• [GOAL]:
All of the data below must be repeated exactly.

• [RECORDS SHOWN]:

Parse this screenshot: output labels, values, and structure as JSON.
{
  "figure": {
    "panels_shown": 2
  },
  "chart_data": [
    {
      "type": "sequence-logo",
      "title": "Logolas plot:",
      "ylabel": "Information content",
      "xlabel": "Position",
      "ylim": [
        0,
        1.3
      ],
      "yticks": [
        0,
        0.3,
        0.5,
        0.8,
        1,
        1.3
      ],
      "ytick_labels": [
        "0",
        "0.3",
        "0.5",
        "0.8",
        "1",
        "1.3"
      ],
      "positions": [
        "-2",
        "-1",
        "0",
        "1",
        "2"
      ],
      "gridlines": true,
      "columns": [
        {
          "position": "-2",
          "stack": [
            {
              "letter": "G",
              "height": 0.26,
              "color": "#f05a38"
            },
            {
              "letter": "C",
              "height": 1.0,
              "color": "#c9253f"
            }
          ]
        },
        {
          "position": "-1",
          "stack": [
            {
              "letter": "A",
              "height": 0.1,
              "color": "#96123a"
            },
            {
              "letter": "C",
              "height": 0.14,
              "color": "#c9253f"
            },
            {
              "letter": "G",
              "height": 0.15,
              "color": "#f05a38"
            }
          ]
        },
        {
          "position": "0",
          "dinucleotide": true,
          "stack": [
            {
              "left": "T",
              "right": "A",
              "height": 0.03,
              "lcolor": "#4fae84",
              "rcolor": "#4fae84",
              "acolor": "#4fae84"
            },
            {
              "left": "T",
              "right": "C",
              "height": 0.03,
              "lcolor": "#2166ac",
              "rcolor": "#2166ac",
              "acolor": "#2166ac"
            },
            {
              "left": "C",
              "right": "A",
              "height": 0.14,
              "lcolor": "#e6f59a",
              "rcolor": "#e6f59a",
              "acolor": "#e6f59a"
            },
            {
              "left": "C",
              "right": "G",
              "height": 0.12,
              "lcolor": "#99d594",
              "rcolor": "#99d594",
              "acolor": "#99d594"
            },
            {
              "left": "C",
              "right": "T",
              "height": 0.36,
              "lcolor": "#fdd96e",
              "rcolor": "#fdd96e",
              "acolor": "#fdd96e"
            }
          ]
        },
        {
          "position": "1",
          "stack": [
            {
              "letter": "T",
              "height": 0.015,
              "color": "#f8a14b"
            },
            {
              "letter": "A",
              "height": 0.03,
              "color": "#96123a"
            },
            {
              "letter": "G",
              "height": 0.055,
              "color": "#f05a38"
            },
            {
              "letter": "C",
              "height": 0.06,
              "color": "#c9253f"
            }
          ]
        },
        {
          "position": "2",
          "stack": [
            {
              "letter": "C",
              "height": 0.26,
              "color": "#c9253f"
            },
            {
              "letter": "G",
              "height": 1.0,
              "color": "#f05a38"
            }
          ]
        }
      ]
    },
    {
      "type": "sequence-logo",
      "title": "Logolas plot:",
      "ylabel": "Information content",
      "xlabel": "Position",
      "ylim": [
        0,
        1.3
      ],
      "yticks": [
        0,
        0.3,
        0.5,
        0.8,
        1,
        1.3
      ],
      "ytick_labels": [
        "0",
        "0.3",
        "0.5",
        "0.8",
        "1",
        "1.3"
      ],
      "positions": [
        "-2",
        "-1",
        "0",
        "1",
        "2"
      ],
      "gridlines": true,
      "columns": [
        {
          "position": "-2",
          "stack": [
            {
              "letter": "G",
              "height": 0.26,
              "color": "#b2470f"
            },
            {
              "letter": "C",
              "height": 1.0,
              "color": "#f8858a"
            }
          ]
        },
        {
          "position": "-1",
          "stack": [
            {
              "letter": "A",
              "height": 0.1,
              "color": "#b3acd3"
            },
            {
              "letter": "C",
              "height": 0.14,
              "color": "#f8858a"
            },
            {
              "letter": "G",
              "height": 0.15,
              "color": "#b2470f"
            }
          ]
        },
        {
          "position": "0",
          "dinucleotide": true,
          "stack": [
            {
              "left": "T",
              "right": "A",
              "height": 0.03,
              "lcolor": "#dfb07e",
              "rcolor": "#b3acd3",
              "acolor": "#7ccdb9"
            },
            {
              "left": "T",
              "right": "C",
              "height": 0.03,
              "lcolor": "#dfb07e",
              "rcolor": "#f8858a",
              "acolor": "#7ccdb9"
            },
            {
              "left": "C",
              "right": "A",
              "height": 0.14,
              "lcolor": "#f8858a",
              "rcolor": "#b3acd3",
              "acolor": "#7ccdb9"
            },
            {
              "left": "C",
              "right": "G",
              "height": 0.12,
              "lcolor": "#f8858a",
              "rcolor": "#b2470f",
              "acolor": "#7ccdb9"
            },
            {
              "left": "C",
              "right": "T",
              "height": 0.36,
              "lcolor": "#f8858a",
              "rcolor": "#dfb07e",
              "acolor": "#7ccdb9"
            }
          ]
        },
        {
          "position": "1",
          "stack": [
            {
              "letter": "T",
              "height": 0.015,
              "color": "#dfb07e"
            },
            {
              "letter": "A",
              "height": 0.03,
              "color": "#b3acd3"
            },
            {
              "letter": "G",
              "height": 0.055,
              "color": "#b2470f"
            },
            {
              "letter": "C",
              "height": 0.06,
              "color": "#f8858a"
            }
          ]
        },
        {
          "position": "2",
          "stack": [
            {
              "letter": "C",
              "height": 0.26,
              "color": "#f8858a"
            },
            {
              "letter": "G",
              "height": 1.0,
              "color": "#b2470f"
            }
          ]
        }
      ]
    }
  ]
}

• [TASK OUTPUT]:
Parse this screenshot: output labels, values, and structure as JSON.
{
  "figure": {
    "panels_shown": 2
  },
  "chart_data": [
    {
      "type": "sequence-logo",
      "title": "Logolas plot:",
      "ylabel": "Information content",
      "xlabel": "Position",
      "ylim": [
        0,
        1.3
      ],
      "yticks": [
        0,
        0.3,
        0.5,
        0.8,
        1,
        1.3
      ],
      "ytick_labels": [
        "0",
        "0.3",
        "0.5",
        "0.8",
        "1",
        "1.3"
      ],
      "positions": [
        "-2",
        "-1",
        "0",
        "1",
        "2"
      ],
      "gridlines": true,
      "columns": [
        {
          "position": "-2",
          "stack": [
            {
              "letter": "G",
              "height": 0.26,
              "color": "#f05a38"
            },
            {
              "letter": "C",
              "height": 1.0,
              "color": "#c9253f"
            }
          ]
        },
        {
          "position": "-1",
          "stack": [
            {
              "letter": "A",
              "height": 0.1,
              "color": "#96123a"
            },
            {
              "letter": "C",
              "height": 0.14,
              "color": "#c9253f"
            },
            {
              "letter": "G",
              "height": 0.15,
              "color": "#f05a38"
            }
          ]
        },
        {
          "position": "0",
          "dinucleotide": true,
          "stack": [
            {
              "left": "T",
              "right": "A",
              "height": 0.03,
              "lcolor": "#4fae84",
              "rcolor": "#4fae84",
              "acolor": "#4fae84"
            },
            {
              "left": "T",
              "right": "C",
              "height": 0.03,
              "lcolor": "#2166ac",
              "rcolor": "#2166ac",
              "acolor": "#2166ac"
            },
            {
              "left": "C",
              "right": "A",
              "height": 0.14,
              "lcolor": "#e6f59a",
              "rcolor": "#e6f59a",
              "acolor": "#e6f59a"
            },
            {
              "left": "C",
              "right": "G",
              "height": 0.12,
              "lcolor": "#99d594",
              "rcolor": "#99d594",
              "acolor": "#99d594"
            },
            {
              "left": "C",
              "right": "T",
              "height": 0.36,
              "lcolor": "#fdd96e",
              "rcolor": "#fdd96e",
              "acolor": "#fdd96e"
            }
          ]
        },
        {
          "position": "1",
          "stack": [
            {
              "letter": "T",
              "height": 0.015,
              "color": "#f8a14b"
            },
            {
              "letter": "A",
              "height": 0.03,
              "color": "#96123a"
            },
            {
              "letter": "G",
              "height": 0.055,
              "color": "#f05a38"
            },
            {
              "letter": "C",
              "height": 0.06,
              "color": "#c9253f"
            }
          ]
        },
        {
          "position": "2",
          "stack": [
            {
              "letter": "C",
              "height": 0.26,
              "color": "#c9253f"
            },
            {
              "letter": "G",
              "height": 1.0,
              "color": "#f05a38"
            }
          ]
        }
      ]
    },
    {
      "type": "sequence-logo",
      "title": "Logolas plot:",
      "ylabel": "Information content",
      "xlabel": "Position",
      "ylim": [
        0,
        1.3
      ],
      "yticks": [
        0,
        0.3,
        0.5,
        0.8,
        1,
        1.3
      ],
      "ytick_labels": [
        "0",
        "0.3",
        "0.5",
        "0.8",
        "1",
        "1.3"
      ],
      "positions": [
        "-2",
        "-1",
        "0",
        "1",
        "2"
      ],
      "gridlines": true,
      "columns": [
        {
          "position": "-2",
          "stack": [
            {
              "letter": "G",
              "height": 0.26,
              "color": "#b2470f"
            },
            {
              "letter": "C",
              "height": 1.0,
              "color": "#f8858a"
            }
          ]
        },
        {
          "position": "-1",
          "stack": [
            {
              "letter": "A",
              "height": 0.1,
              "color": "#b3acd3"
            },
            {
              "letter": "C",
              "height": 0.14,
              "color": "#f8858a"
            },
            {
              "letter": "G",
              "height": 0.15,
              "color": "#b2470f"
            }
          ]
        },
        {
          "position": "0",
          "dinucleotide": true,
          "stack": [
            {
              "left": "T",
              "right": "A",
              "height": 0.03,
              "lcolor": "#dfb07e",
              "rcolor": "#b3acd3",
              "acolor": "#7ccdb9"
            },
            {
              "left": "T",
              "right": "C",
              "height": 0.03,
              "lcolor": "#dfb07e",
              "rcolor": "#f8858a",
              "acolor": "#7ccdb9"
            },
            {
              "left": "C",
              "right": "A",
              "height": 0.14,
              "lcolor": "#f8858a",
              "rcolor": "#b3acd3",
              "acolor": "#7ccdb9"
            },
            {
              "left": "C",
              "right": "G",
              "height": 0.12,
              "lcolor": "#f8858a",
              "rcolor": "#b2470f",
              "acolor": "#7ccdb9"
            },
            {
              "left": "C",
              "right": "T",
              "height": 0.36,
              "lcolor": "#f8858a",
              "rcolor": "#dfb07e",
              "acolor": "#7ccdb9"
            }
          ]
        },
        {
          "position": "1",
          "stack": [
            {
              "letter": "T",
              "height": 0.015,
              "color": "#dfb07e"
            },
            {
              "letter": "A",
              "height": 0.03,
              "color": "#b3acd3"
            },
            {
              "letter": "G",
              "height": 0.055,
              "color": "#b2470f"
            },
            {
              "letter": "C",
              "height": 0.06,
              "color": "#f8858a"
            }
          ]
        },
        {
          "position": "2",
          "stack": [
            {
              "letter": "C",
              "height": 0.26,
              "color": "#f8858a"
            },
            {
              "letter": "G",
              "height": 1.0,
              "color": "#b2470f"
            }
          ]
        }
      ]
    }
  ]
}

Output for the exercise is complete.